Collected data entries
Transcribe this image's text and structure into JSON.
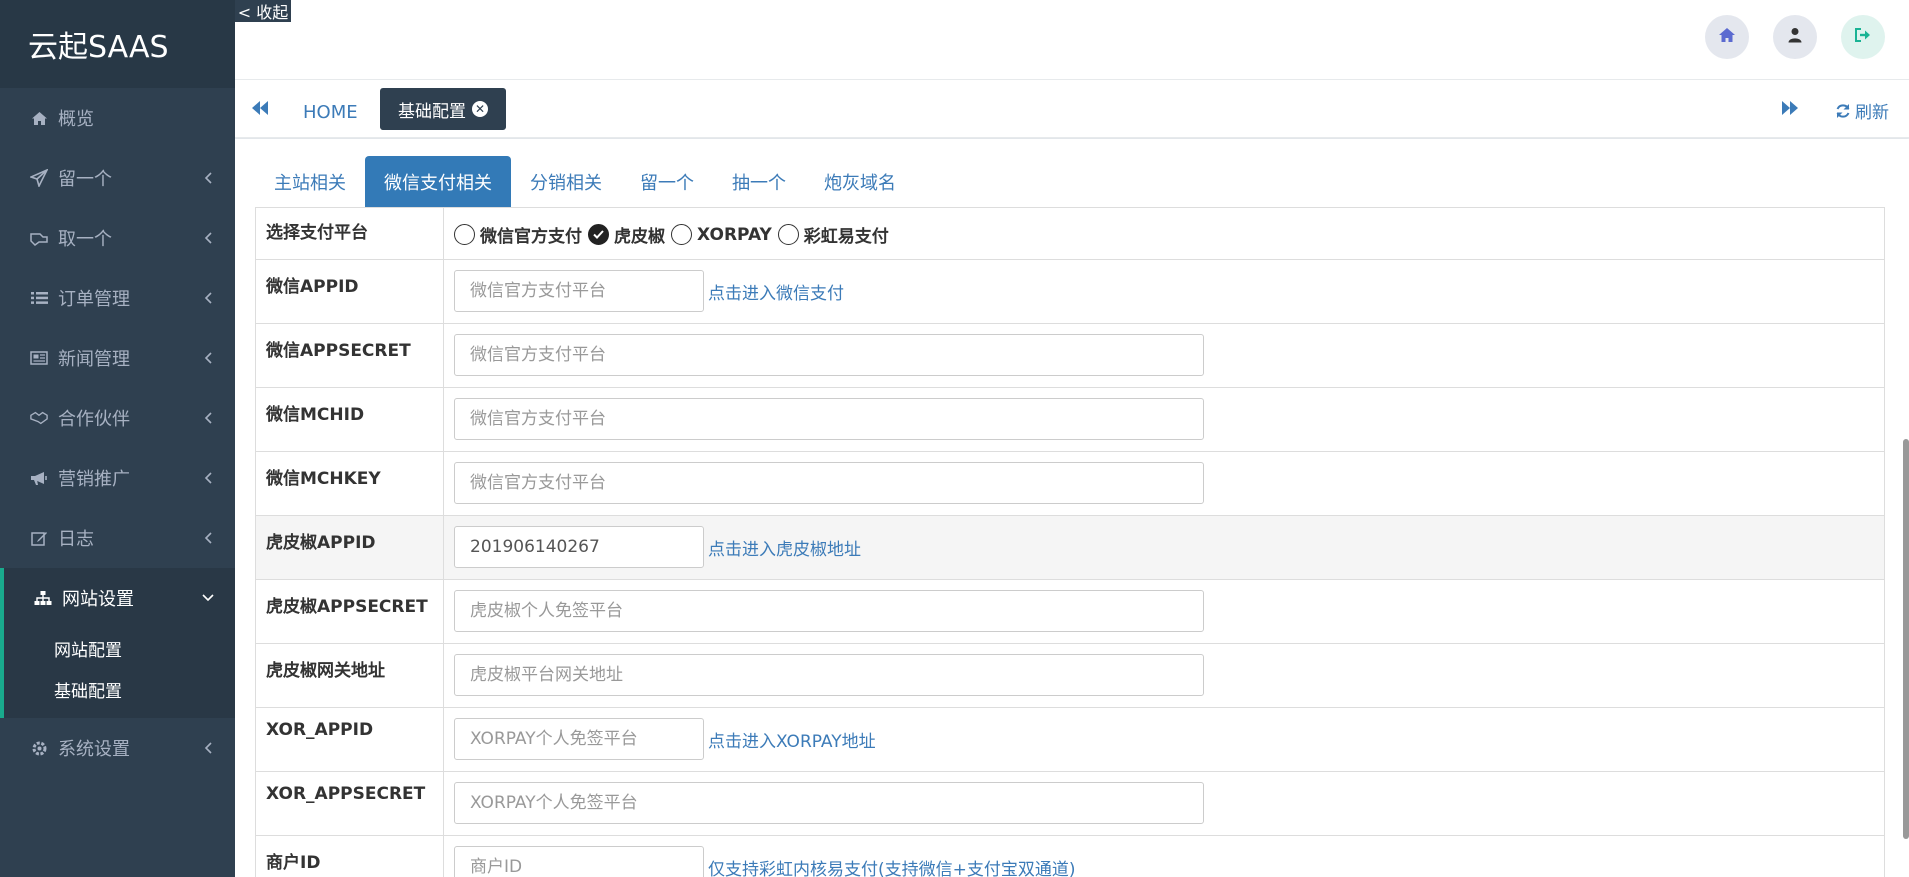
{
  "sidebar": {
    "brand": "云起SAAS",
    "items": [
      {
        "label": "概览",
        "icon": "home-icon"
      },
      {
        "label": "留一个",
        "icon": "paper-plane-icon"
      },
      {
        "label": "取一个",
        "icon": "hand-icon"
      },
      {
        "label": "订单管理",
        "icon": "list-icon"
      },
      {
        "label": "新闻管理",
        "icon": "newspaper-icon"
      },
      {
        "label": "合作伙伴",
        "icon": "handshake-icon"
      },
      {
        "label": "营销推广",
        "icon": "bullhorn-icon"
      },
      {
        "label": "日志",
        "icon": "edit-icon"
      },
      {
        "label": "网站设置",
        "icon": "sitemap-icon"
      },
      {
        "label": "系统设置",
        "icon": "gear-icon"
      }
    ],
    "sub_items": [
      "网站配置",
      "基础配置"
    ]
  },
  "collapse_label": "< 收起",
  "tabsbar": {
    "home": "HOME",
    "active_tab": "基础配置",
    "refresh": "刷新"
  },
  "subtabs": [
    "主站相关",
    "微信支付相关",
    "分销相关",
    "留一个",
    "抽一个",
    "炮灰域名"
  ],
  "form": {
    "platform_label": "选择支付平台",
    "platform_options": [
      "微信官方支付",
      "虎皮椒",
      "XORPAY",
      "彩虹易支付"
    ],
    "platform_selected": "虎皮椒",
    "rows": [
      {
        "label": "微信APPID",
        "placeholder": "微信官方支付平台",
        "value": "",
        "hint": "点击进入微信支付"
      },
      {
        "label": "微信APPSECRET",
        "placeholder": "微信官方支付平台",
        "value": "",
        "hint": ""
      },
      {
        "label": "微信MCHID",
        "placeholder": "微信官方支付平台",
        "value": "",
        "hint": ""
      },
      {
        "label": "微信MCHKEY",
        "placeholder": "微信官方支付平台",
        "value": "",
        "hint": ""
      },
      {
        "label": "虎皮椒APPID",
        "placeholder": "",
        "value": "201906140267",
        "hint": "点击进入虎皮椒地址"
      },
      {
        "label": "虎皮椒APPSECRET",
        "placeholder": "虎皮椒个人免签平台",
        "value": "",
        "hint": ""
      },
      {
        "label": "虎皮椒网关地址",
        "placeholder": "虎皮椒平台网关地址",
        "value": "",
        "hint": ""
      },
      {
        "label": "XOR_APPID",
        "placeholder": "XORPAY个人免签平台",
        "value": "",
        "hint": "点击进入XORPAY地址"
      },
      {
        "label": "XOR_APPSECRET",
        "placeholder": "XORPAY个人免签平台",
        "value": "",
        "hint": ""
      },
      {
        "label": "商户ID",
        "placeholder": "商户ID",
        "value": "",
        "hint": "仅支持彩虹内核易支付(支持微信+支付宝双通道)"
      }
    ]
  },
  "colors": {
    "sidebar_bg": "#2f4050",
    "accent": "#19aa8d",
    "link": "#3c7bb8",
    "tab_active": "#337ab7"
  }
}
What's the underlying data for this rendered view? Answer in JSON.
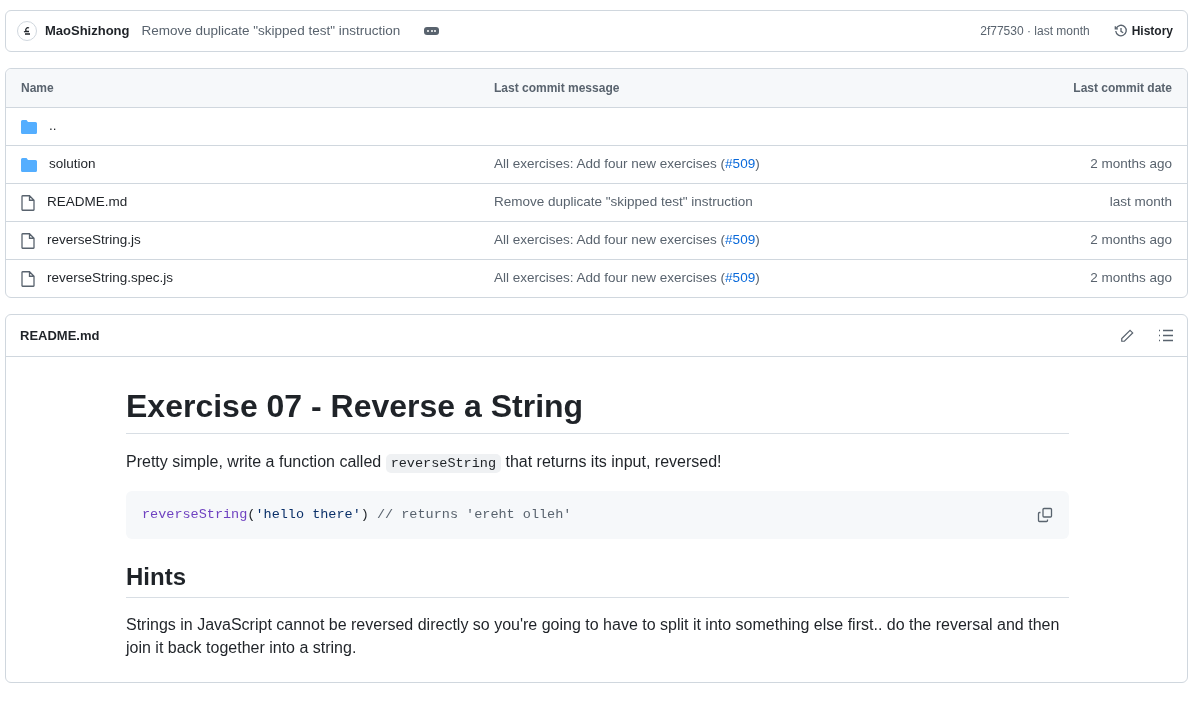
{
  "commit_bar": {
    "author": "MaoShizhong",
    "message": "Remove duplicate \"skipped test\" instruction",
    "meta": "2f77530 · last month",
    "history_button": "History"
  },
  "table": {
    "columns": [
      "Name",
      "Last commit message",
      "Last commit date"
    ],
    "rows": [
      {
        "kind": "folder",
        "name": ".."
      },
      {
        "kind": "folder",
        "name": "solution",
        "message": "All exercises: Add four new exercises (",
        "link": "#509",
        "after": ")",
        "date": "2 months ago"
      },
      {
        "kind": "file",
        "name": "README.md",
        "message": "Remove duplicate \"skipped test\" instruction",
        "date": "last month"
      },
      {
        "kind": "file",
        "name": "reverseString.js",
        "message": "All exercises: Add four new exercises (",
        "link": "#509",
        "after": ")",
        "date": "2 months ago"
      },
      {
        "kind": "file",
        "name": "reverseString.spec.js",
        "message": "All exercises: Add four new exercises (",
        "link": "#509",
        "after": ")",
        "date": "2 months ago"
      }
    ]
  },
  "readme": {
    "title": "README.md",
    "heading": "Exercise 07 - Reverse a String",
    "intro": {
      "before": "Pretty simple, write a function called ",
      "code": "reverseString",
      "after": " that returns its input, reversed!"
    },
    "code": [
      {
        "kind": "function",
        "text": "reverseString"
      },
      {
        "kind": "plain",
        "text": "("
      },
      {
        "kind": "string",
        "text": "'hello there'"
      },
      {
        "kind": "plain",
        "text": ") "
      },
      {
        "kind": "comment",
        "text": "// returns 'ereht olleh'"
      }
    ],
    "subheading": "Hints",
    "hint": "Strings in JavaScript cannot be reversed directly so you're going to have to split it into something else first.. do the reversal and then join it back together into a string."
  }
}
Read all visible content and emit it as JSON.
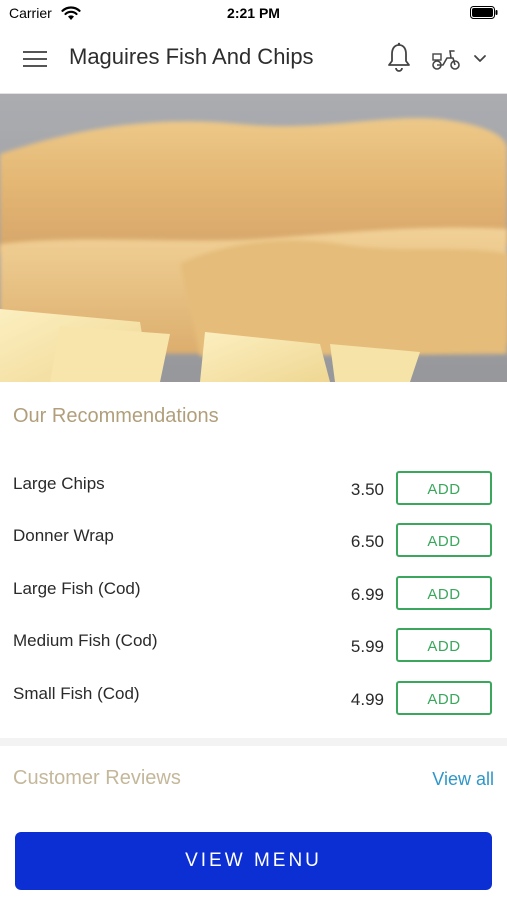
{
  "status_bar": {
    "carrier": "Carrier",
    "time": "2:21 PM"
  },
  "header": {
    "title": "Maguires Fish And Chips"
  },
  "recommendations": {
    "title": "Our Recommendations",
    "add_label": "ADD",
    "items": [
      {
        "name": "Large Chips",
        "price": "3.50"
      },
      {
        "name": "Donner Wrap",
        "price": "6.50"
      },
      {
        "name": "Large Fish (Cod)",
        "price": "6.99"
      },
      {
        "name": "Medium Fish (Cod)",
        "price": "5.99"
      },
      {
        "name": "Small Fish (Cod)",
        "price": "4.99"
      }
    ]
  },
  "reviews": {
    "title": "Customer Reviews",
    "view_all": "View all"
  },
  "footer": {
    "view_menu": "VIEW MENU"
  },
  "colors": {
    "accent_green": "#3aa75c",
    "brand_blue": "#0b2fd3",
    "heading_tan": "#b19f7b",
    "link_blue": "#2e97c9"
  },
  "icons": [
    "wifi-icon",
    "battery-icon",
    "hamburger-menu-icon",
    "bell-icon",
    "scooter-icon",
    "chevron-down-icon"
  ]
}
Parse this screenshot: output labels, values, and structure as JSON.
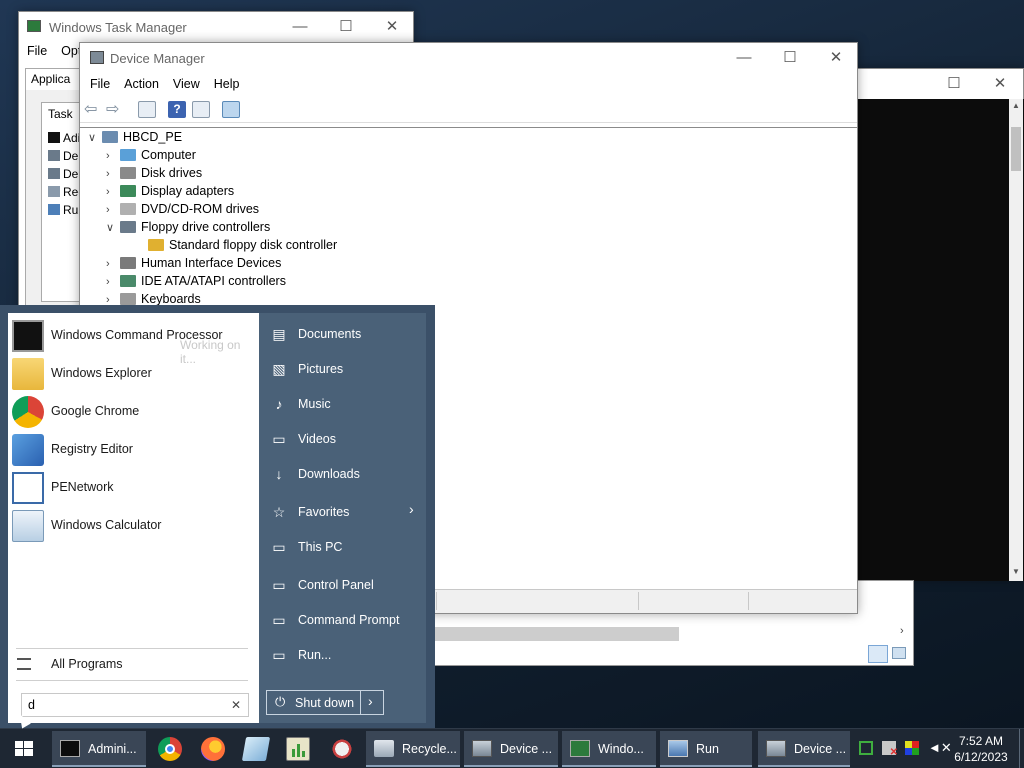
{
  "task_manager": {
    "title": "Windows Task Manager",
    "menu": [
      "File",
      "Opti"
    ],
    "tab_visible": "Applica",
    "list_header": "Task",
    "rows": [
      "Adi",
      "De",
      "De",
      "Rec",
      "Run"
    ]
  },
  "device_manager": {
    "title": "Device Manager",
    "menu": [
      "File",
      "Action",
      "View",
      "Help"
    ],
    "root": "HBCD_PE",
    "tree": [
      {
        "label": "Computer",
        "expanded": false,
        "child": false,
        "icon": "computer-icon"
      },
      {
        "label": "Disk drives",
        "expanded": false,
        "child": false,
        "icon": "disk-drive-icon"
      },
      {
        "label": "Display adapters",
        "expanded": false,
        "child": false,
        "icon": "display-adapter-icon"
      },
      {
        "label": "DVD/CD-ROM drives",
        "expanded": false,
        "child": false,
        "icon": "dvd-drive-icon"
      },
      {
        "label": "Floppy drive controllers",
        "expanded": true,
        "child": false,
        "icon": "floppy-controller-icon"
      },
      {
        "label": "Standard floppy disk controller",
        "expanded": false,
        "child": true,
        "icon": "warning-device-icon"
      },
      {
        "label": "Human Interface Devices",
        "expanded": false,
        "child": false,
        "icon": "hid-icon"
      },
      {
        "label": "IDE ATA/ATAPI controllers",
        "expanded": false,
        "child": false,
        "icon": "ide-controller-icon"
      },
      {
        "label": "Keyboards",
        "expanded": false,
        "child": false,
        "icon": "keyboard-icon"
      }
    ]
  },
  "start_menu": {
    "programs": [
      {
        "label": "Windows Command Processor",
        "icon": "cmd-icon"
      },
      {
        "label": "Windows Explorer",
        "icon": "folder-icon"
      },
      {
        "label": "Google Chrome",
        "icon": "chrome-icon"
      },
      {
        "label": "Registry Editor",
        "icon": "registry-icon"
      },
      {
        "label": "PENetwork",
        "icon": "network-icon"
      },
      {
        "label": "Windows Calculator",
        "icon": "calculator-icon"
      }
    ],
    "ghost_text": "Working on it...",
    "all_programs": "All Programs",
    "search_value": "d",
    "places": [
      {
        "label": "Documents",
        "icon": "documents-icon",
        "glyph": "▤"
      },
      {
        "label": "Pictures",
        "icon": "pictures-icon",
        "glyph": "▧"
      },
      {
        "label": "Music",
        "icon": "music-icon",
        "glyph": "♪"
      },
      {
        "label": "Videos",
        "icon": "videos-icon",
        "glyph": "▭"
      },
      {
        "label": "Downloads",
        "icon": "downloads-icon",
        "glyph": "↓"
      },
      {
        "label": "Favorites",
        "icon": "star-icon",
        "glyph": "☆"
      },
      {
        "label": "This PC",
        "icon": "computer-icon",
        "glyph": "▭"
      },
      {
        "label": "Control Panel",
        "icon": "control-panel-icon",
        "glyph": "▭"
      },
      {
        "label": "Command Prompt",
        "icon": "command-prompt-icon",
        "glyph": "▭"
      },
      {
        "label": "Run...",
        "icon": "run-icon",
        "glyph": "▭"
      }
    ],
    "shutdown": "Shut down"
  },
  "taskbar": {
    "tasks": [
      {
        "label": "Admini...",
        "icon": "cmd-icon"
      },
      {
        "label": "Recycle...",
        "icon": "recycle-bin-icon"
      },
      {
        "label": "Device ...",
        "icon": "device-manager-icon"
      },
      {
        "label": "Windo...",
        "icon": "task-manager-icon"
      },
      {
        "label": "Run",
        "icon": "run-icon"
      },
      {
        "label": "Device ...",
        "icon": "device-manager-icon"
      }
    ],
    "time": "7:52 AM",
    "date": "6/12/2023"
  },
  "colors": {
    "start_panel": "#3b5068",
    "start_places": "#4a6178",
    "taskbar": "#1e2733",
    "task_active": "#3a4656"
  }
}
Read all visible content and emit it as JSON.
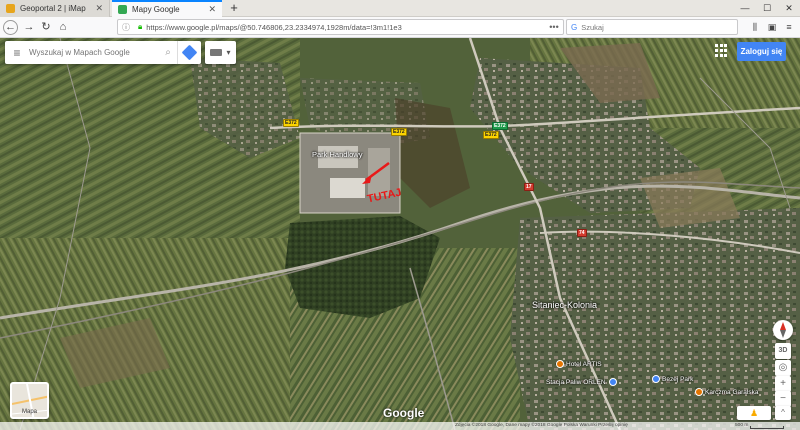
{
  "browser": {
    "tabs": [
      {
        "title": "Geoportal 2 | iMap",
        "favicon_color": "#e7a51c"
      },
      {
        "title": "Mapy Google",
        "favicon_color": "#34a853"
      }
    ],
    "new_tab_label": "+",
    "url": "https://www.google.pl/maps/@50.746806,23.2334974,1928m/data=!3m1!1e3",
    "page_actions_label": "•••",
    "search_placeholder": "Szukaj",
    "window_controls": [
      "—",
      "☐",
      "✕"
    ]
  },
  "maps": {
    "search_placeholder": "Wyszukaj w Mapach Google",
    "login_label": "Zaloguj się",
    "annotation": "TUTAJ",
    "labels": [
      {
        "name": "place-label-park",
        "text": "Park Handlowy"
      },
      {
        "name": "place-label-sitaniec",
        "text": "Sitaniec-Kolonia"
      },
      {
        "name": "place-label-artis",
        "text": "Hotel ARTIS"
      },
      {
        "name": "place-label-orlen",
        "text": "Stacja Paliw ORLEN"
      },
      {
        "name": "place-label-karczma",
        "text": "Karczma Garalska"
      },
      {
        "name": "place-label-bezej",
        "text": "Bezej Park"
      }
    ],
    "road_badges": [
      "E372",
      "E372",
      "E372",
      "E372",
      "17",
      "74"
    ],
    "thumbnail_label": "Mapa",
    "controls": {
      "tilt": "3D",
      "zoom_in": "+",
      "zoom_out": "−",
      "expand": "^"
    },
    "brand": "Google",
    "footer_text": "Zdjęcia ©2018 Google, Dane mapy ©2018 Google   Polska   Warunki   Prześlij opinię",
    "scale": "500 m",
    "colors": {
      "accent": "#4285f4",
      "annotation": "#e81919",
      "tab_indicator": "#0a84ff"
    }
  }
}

> **What the task asks**
Track down every line holding the string "JSON" and copy it.

> **Worked answer**
Transcribe this image's text and structure into JSON.
What's the underlying data for this rendered view? Answer in JSON.
Read all visible content and emit it as JSON.
Parse this screenshot: output labels, values, and structure as JSON.
Read all visible content and emit it as JSON.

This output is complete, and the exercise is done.